▶ [Brief]: Below is a listing; write it out exactly and drop any images from it.

▶ [Material to process]:

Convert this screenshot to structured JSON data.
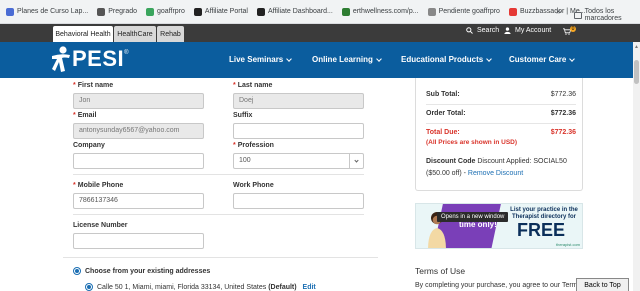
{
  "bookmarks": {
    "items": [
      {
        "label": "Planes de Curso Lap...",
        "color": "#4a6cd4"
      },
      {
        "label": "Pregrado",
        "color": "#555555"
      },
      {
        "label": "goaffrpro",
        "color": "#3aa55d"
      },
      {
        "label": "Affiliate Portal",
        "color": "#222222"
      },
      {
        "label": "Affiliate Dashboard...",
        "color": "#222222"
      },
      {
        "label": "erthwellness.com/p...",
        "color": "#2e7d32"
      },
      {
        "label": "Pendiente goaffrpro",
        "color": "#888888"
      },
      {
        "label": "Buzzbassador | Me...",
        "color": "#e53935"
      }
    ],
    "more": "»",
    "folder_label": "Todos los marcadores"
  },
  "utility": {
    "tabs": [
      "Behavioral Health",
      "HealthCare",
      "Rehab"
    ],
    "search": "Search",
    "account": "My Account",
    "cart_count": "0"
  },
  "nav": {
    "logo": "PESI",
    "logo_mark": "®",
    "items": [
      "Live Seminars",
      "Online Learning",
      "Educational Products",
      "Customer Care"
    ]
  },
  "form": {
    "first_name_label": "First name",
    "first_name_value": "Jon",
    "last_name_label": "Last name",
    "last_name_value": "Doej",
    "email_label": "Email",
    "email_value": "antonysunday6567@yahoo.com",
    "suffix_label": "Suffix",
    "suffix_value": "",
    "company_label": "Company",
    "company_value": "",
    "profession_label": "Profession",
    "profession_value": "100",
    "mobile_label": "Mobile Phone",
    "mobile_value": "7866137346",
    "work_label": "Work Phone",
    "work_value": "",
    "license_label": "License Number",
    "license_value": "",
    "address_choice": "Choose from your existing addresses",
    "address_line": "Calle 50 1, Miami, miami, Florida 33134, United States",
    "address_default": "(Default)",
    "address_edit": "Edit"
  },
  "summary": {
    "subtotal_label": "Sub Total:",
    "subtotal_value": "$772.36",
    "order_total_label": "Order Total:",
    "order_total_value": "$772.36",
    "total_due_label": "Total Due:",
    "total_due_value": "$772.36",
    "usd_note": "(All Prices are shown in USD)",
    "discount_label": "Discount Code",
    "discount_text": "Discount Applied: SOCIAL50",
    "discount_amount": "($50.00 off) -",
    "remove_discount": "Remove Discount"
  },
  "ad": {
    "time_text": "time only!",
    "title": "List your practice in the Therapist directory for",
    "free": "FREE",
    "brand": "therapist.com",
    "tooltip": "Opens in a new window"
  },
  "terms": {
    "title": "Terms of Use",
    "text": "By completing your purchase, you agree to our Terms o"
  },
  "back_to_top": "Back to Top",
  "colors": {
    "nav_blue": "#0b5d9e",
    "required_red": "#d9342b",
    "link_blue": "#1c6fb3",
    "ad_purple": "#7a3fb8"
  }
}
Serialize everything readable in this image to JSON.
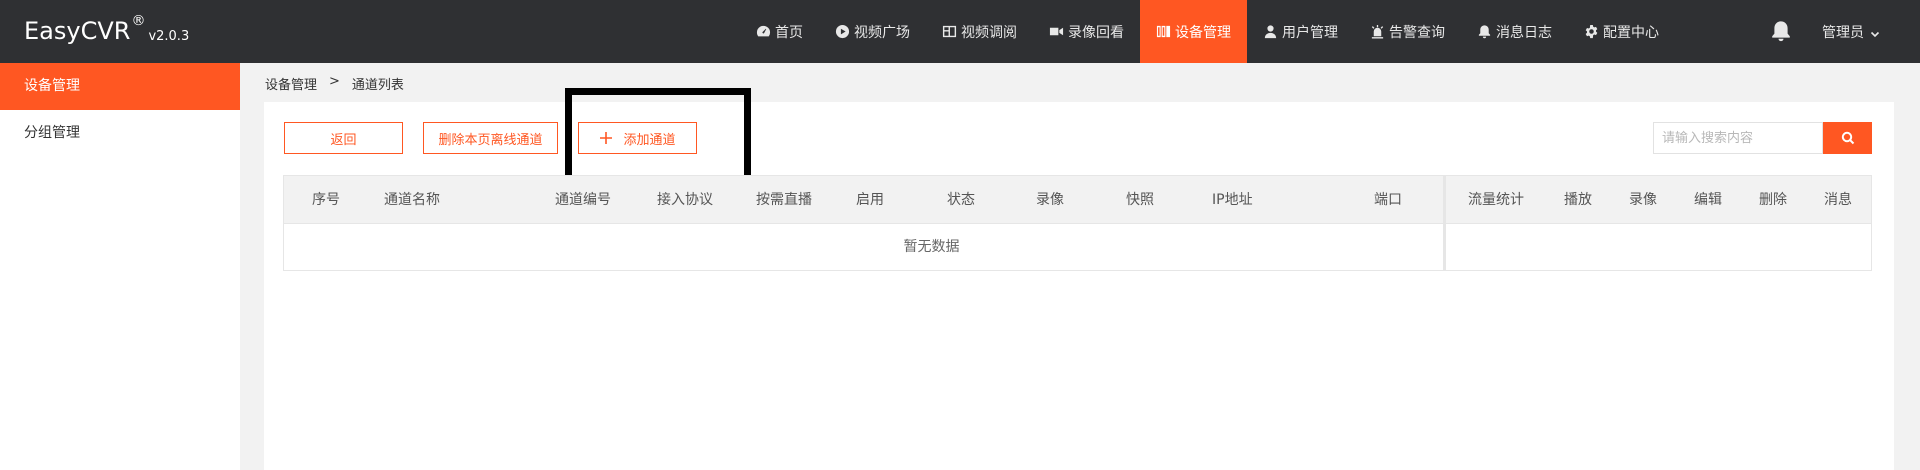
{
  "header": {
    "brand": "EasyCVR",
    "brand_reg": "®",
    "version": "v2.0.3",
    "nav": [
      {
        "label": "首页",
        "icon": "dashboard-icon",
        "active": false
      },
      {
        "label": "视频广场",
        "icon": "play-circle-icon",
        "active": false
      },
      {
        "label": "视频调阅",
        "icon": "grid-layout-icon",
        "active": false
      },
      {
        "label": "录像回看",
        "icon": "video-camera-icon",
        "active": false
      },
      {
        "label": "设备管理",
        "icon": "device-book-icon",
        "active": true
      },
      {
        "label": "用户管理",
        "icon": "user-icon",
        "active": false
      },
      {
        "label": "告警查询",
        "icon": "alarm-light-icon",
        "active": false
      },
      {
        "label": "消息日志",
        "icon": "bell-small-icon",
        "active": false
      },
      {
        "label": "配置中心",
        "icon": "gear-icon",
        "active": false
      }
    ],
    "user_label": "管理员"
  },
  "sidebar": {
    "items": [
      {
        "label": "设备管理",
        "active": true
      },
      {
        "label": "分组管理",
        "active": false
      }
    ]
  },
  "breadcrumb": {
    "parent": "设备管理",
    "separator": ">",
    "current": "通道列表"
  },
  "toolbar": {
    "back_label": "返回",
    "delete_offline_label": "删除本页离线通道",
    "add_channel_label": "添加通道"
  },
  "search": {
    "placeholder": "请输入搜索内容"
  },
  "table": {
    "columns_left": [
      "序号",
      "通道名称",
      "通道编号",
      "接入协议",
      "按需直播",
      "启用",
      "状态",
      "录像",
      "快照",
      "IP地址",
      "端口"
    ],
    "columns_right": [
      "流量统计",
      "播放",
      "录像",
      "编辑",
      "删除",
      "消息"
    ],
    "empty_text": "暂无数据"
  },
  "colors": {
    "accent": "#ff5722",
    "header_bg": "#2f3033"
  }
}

▶ [Response below]:
Convert this screenshot to structured JSON data.
{
  "bookmarks": {
    "items": [
      {
        "label": "Planes de Curso Lap...",
        "color": "#4a6cd4"
      },
      {
        "label": "Pregrado",
        "color": "#555555"
      },
      {
        "label": "goaffrpro",
        "color": "#3aa55d"
      },
      {
        "label": "Affiliate Portal",
        "color": "#222222"
      },
      {
        "label": "Affiliate Dashboard...",
        "color": "#222222"
      },
      {
        "label": "erthwellness.com/p...",
        "color": "#2e7d32"
      },
      {
        "label": "Pendiente goaffrpro",
        "color": "#888888"
      },
      {
        "label": "Buzzbassador | Me...",
        "color": "#e53935"
      }
    ],
    "more": "»",
    "folder_label": "Todos los marcadores"
  },
  "utility": {
    "tabs": [
      "Behavioral Health",
      "HealthCare",
      "Rehab"
    ],
    "search": "Search",
    "account": "My Account",
    "cart_count": "0"
  },
  "nav": {
    "logo": "PESI",
    "logo_mark": "®",
    "items": [
      "Live Seminars",
      "Online Learning",
      "Educational Products",
      "Customer Care"
    ]
  },
  "form": {
    "first_name_label": "First name",
    "first_name_value": "Jon",
    "last_name_label": "Last name",
    "last_name_value": "Doej",
    "email_label": "Email",
    "email_value": "antonysunday6567@yahoo.com",
    "suffix_label": "Suffix",
    "suffix_value": "",
    "company_label": "Company",
    "company_value": "",
    "profession_label": "Profession",
    "profession_value": "100",
    "mobile_label": "Mobile Phone",
    "mobile_value": "7866137346",
    "work_label": "Work Phone",
    "work_value": "",
    "license_label": "License Number",
    "license_value": "",
    "address_choice": "Choose from your existing addresses",
    "address_line": "Calle 50 1, Miami, miami, Florida 33134, United States",
    "address_default": "(Default)",
    "address_edit": "Edit"
  },
  "summary": {
    "subtotal_label": "Sub Total:",
    "subtotal_value": "$772.36",
    "order_total_label": "Order Total:",
    "order_total_value": "$772.36",
    "total_due_label": "Total Due:",
    "total_due_value": "$772.36",
    "usd_note": "(All Prices are shown in USD)",
    "discount_label": "Discount Code",
    "discount_text": "Discount Applied: SOCIAL50",
    "discount_amount": "($50.00 off) -",
    "remove_discount": "Remove Discount"
  },
  "ad": {
    "time_text": "time only!",
    "title": "List your practice in the Therapist directory for",
    "free": "FREE",
    "brand": "therapist.com",
    "tooltip": "Opens in a new window"
  },
  "terms": {
    "title": "Terms of Use",
    "text": "By completing your purchase, you agree to our Terms o"
  },
  "back_to_top": "Back to Top",
  "colors": {
    "nav_blue": "#0b5d9e",
    "required_red": "#d9342b",
    "link_blue": "#1c6fb3",
    "ad_purple": "#7a3fb8"
  }
}
Serialize everything readable in this image to JSON.
{
  "header": {
    "brand": "EasyCVR",
    "brand_reg": "®",
    "version": "v2.0.3",
    "nav": [
      {
        "label": "首页",
        "icon": "dashboard-icon",
        "active": false
      },
      {
        "label": "视频广场",
        "icon": "play-circle-icon",
        "active": false
      },
      {
        "label": "视频调阅",
        "icon": "grid-layout-icon",
        "active": false
      },
      {
        "label": "录像回看",
        "icon": "video-camera-icon",
        "active": false
      },
      {
        "label": "设备管理",
        "icon": "device-book-icon",
        "active": true
      },
      {
        "label": "用户管理",
        "icon": "user-icon",
        "active": false
      },
      {
        "label": "告警查询",
        "icon": "alarm-light-icon",
        "active": false
      },
      {
        "label": "消息日志",
        "icon": "bell-small-icon",
        "active": false
      },
      {
        "label": "配置中心",
        "icon": "gear-icon",
        "active": false
      }
    ],
    "user_label": "管理员"
  },
  "sidebar": {
    "items": [
      {
        "label": "设备管理",
        "active": true
      },
      {
        "label": "分组管理",
        "active": false
      }
    ]
  },
  "breadcrumb": {
    "parent": "设备管理",
    "separator": ">",
    "current": "通道列表"
  },
  "toolbar": {
    "back_label": "返回",
    "delete_offline_label": "删除本页离线通道",
    "add_channel_label": "添加通道"
  },
  "search": {
    "placeholder": "请输入搜索内容"
  },
  "table": {
    "columns_left": [
      "序号",
      "通道名称",
      "通道编号",
      "接入协议",
      "按需直播",
      "启用",
      "状态",
      "录像",
      "快照",
      "IP地址",
      "端口"
    ],
    "columns_right": [
      "流量统计",
      "播放",
      "录像",
      "编辑",
      "删除",
      "消息"
    ],
    "empty_text": "暂无数据"
  },
  "colors": {
    "accent": "#ff5722",
    "header_bg": "#2f3033"
  }
}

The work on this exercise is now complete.